** start of GIVEN RECORDS **
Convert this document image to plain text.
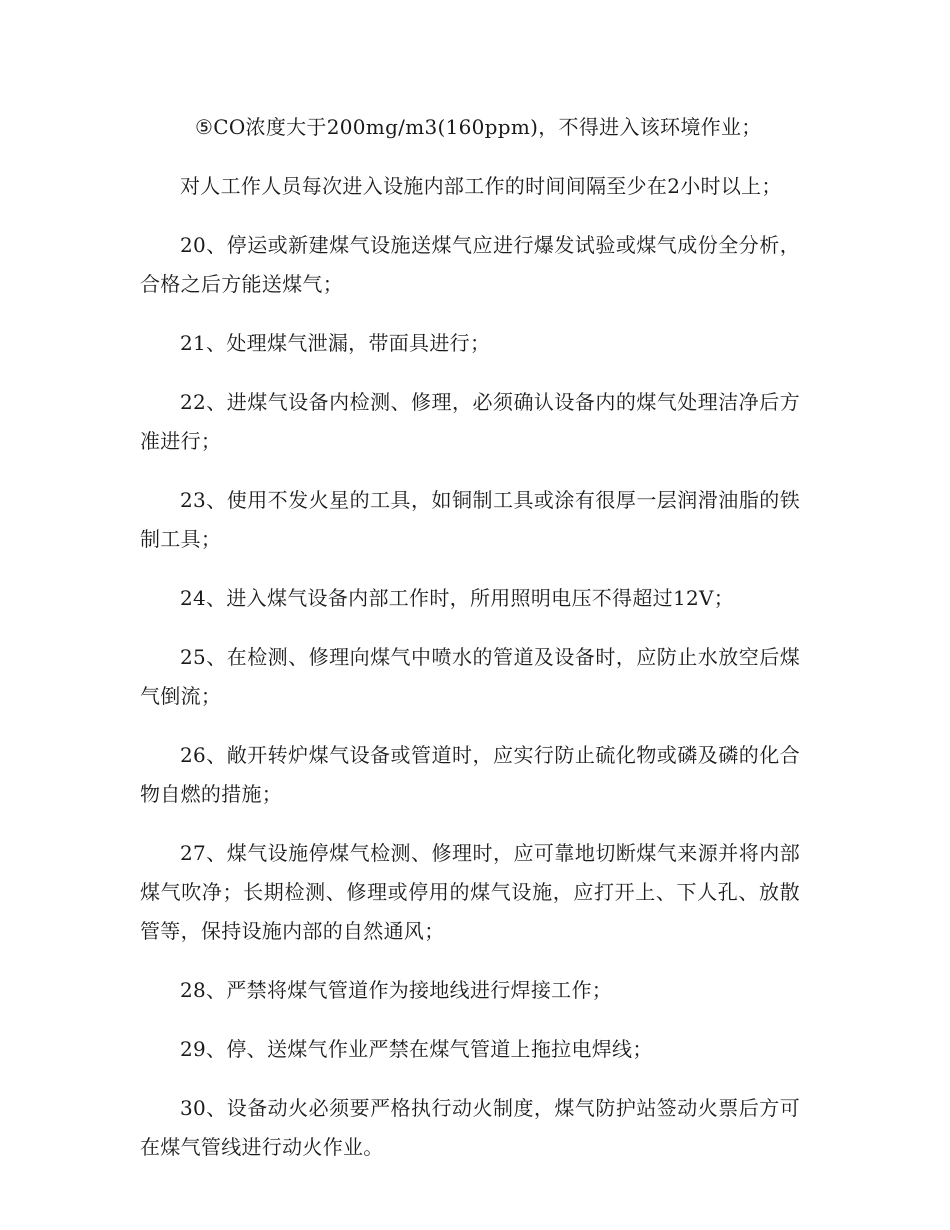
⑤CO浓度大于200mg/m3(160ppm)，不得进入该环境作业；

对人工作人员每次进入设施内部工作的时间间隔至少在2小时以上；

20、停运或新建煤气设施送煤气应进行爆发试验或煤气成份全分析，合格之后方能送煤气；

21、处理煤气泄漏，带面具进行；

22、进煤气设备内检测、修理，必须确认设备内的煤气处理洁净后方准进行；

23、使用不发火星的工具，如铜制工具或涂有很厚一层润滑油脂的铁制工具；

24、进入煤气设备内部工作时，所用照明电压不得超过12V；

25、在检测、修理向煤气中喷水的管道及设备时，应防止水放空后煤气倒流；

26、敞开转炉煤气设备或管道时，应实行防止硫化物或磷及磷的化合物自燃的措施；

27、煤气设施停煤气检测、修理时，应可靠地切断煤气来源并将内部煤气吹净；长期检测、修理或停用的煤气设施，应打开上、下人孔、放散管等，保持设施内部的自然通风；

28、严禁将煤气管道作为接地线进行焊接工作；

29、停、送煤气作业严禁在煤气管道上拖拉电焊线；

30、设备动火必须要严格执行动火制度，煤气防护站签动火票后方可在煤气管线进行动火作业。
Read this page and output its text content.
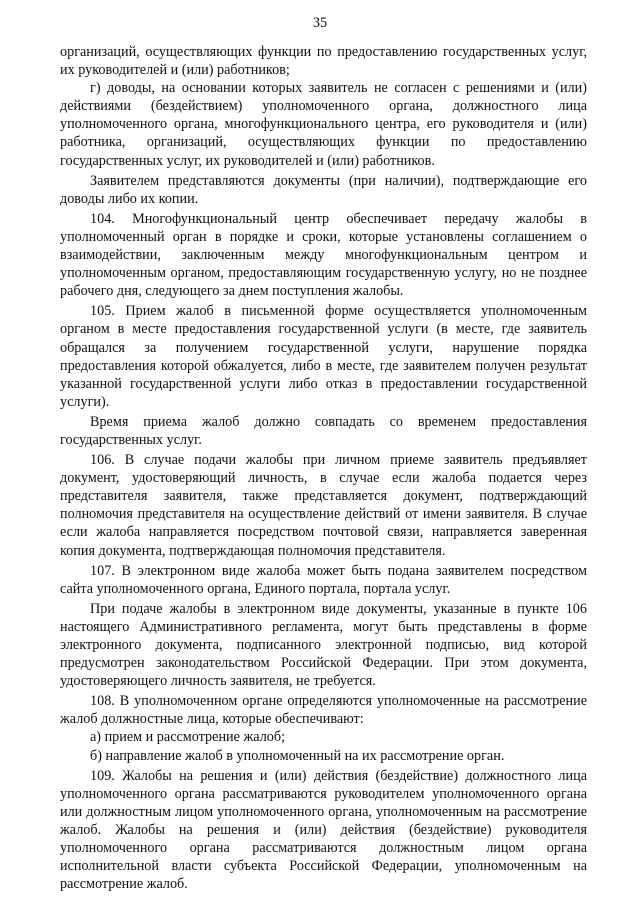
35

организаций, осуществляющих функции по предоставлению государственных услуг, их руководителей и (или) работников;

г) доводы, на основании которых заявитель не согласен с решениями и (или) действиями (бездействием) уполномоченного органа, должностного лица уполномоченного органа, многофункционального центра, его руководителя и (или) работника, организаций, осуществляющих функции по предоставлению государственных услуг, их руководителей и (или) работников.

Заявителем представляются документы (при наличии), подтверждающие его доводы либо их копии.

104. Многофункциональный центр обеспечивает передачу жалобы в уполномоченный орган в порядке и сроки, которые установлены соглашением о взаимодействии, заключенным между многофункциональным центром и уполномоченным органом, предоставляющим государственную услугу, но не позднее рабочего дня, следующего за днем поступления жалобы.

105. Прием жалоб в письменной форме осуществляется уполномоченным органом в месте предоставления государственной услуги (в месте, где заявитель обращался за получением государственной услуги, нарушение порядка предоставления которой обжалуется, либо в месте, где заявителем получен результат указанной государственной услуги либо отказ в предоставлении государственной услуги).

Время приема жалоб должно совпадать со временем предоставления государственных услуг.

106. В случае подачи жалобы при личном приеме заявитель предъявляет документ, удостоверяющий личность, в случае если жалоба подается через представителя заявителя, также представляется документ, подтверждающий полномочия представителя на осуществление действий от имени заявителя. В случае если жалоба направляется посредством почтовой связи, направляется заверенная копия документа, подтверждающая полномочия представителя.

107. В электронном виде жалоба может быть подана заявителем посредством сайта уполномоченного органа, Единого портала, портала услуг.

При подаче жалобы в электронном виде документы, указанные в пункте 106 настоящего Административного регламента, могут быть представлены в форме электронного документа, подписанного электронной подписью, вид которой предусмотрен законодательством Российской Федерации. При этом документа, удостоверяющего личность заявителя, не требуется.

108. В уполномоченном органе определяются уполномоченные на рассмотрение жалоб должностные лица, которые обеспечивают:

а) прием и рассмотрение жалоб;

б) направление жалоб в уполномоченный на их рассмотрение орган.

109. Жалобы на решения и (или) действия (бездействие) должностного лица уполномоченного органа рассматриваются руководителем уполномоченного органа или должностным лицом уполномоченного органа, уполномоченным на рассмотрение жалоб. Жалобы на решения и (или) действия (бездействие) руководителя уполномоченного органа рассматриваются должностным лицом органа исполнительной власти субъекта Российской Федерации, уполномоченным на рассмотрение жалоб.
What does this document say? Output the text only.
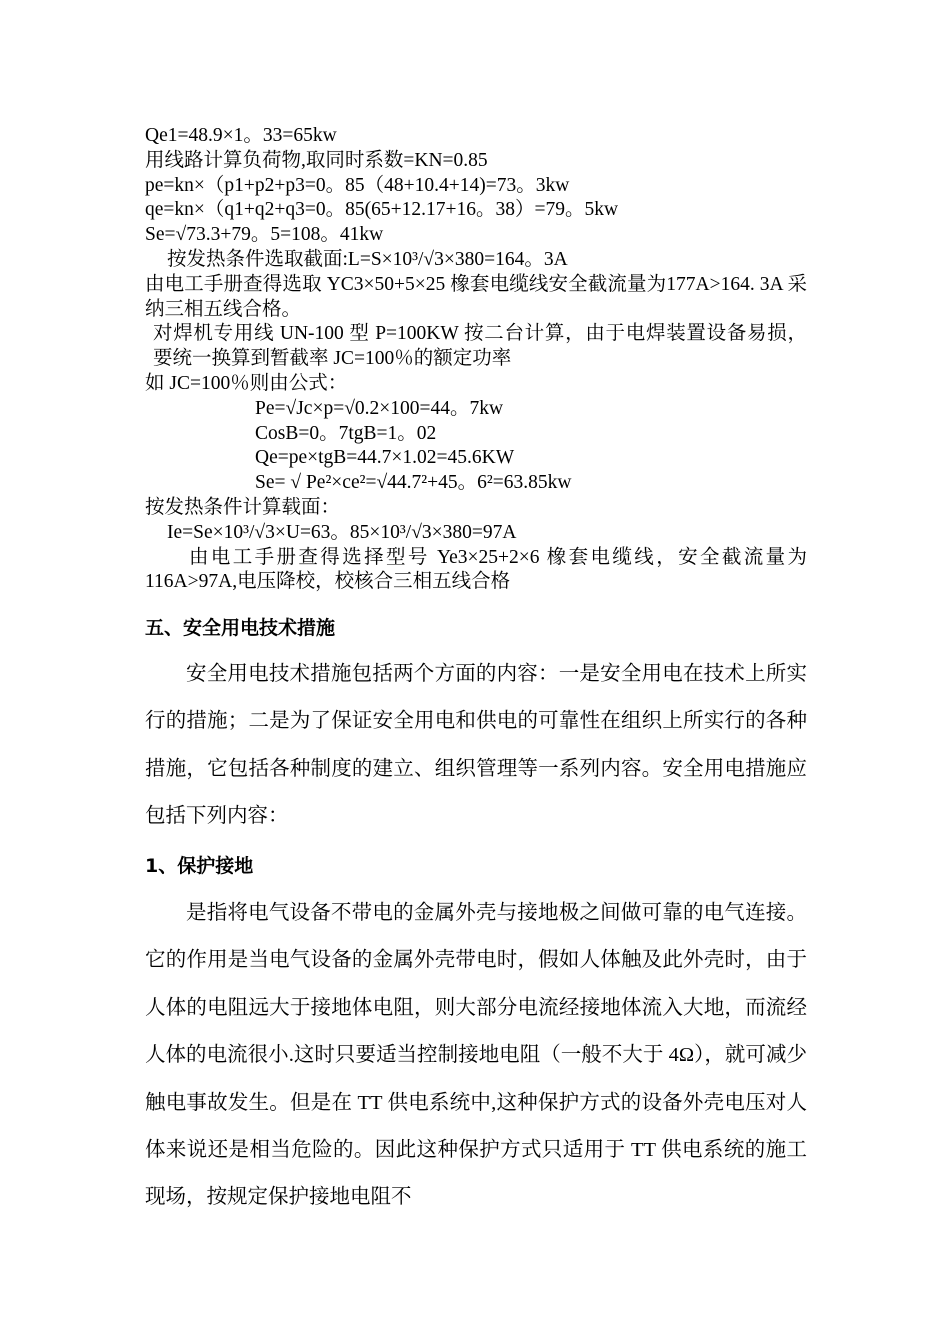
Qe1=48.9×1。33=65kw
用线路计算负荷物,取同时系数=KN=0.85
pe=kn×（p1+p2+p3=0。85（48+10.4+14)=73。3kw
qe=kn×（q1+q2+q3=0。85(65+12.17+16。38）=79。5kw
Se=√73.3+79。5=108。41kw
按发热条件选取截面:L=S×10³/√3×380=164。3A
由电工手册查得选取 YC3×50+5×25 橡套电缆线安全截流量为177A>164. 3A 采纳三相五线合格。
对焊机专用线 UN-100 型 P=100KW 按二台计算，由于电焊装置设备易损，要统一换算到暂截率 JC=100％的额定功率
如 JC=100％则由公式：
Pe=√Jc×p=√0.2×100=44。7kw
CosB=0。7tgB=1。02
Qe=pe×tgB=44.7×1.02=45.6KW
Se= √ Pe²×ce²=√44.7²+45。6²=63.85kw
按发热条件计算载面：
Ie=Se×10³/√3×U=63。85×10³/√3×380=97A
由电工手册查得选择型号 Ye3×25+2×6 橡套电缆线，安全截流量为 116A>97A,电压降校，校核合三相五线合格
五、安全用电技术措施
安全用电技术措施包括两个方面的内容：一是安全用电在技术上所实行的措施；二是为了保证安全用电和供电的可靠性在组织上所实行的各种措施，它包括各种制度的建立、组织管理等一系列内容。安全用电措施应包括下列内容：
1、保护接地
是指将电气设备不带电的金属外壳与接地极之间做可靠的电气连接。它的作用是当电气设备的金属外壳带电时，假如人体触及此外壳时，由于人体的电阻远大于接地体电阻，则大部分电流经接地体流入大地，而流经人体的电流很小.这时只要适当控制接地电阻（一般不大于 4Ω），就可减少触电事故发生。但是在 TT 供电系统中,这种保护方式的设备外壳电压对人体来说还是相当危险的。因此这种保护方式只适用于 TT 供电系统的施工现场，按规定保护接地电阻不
** end of GIVEN RECORDS **
§ TASK STATEMENT
Omitting all images, print the listing exactly.

§ EXPECTED ANSWER
Convert this document image to plain text.
⑤CO浓度大于200mg/m3(160ppm)，不得进入该环境作业；

对人工作人员每次进入设施内部工作的时间间隔至少在2小时以上；

20、停运或新建煤气设施送煤气应进行爆发试验或煤气成份全分析，合格之后方能送煤气；

21、处理煤气泄漏，带面具进行；

22、进煤气设备内检测、修理，必须确认设备内的煤气处理洁净后方准进行；

23、使用不发火星的工具，如铜制工具或涂有很厚一层润滑油脂的铁制工具；

24、进入煤气设备内部工作时，所用照明电压不得超过12V；

25、在检测、修理向煤气中喷水的管道及设备时，应防止水放空后煤气倒流；

26、敞开转炉煤气设备或管道时，应实行防止硫化物或磷及磷的化合物自燃的措施；

27、煤气设施停煤气检测、修理时，应可靠地切断煤气来源并将内部煤气吹净；长期检测、修理或停用的煤气设施，应打开上、下人孔、放散管等，保持设施内部的自然通风；

28、严禁将煤气管道作为接地线进行焊接工作；

29、停、送煤气作业严禁在煤气管道上拖拉电焊线；

30、设备动火必须要严格执行动火制度，煤气防护站签动火票后方可在煤气管线进行动火作业。
Read this page and output its text content.
35

организаций, осуществляющих функции по предоставлению государственных услуг, их руководителей и (или) работников;

г) доводы, на основании которых заявитель не согласен с решениями и (или) действиями (бездействием) уполномоченного органа, должностного лица уполномоченного органа, многофункционального центра, его руководителя и (или) работника, организаций, осуществляющих функции по предоставлению государственных услуг, их руководителей и (или) работников.

Заявителем представляются документы (при наличии), подтверждающие его доводы либо их копии.

104. Многофункциональный центр обеспечивает передачу жалобы в уполномоченный орган в порядке и сроки, которые установлены соглашением о взаимодействии, заключенным между многофункциональным центром и уполномоченным органом, предоставляющим государственную услугу, но не позднее рабочего дня, следующего за днем поступления жалобы.

105. Прием жалоб в письменной форме осуществляется уполномоченным органом в месте предоставления государственной услуги (в месте, где заявитель обращался за получением государственной услуги, нарушение порядка предоставления которой обжалуется, либо в месте, где заявителем получен результат указанной государственной услуги либо отказ в предоставлении государственной услуги).

Время приема жалоб должно совпадать со временем предоставления государственных услуг.

106. В случае подачи жалобы при личном приеме заявитель предъявляет документ, удостоверяющий личность, в случае если жалоба подается через представителя заявителя, также представляется документ, подтверждающий полномочия представителя на осуществление действий от имени заявителя. В случае если жалоба направляется посредством почтовой связи, направляется заверенная копия документа, подтверждающая полномочия представителя.

107. В электронном виде жалоба может быть подана заявителем посредством сайта уполномоченного органа, Единого портала, портала услуг.

При подаче жалобы в электронном виде документы, указанные в пункте 106 настоящего Административного регламента, могут быть представлены в форме электронного документа, подписанного электронной подписью, вид которой предусмотрен законодательством Российской Федерации. При этом документа, удостоверяющего личность заявителя, не требуется.

108. В уполномоченном органе определяются уполномоченные на рассмотрение жалоб должностные лица, которые обеспечивают:

а) прием и рассмотрение жалоб;

б) направление жалоб в уполномоченный на их рассмотрение орган.

109. Жалобы на решения и (или) действия (бездействие) должностного лица уполномоченного органа рассматриваются руководителем уполномоченного органа или должностным лицом уполномоченного органа, уполномоченным на рассмотрение жалоб. Жалобы на решения и (или) действия (бездействие) руководителя уполномоченного органа рассматриваются должностным лицом органа исполнительной власти субъекта Российской Федерации, уполномоченным на рассмотрение жалоб.
What does this document say? Output the text only.
Qe1=48.9×1。33=65kw
用线路计算负荷物,取同时系数=KN=0.85
pe=kn×（p1+p2+p3=0。85（48+10.4+14)=73。3kw
qe=kn×（q1+q2+q3=0。85(65+12.17+16。38）=79。5kw
Se=√73.3+79。5=108。41kw
按发热条件选取截面:L=S×10³/√3×380=164。3A
由电工手册查得选取 YC3×50+5×25 橡套电缆线安全截流量为177A>164. 3A 采纳三相五线合格。
对焊机专用线 UN-100 型 P=100KW 按二台计算，由于电焊装置设备易损，要统一换算到暂截率 JC=100％的额定功率
如 JC=100％则由公式：
Pe=√Jc×p=√0.2×100=44。7kw
CosB=0。7tgB=1。02
Qe=pe×tgB=44.7×1.02=45.6KW
Se= √ Pe²×ce²=√44.7²+45。6²=63.85kw
按发热条件计算载面：
Ie=Se×10³/√3×U=63。85×10³/√3×380=97A
由电工手册查得选择型号 Ye3×25+2×6 橡套电缆线，安全截流量为 116A>97A,电压降校，校核合三相五线合格
五、安全用电技术措施
安全用电技术措施包括两个方面的内容：一是安全用电在技术上所实行的措施；二是为了保证安全用电和供电的可靠性在组织上所实行的各种措施，它包括各种制度的建立、组织管理等一系列内容。安全用电措施应包括下列内容：
1、保护接地
是指将电气设备不带电的金属外壳与接地极之间做可靠的电气连接。它的作用是当电气设备的金属外壳带电时，假如人体触及此外壳时，由于人体的电阻远大于接地体电阻，则大部分电流经接地体流入大地，而流经人体的电流很小.这时只要适当控制接地电阻（一般不大于 4Ω），就可减少触电事故发生。但是在 TT 供电系统中,这种保护方式的设备外壳电压对人体来说还是相当危险的。因此这种保护方式只适用于 TT 供电系统的施工现场，按规定保护接地电阻不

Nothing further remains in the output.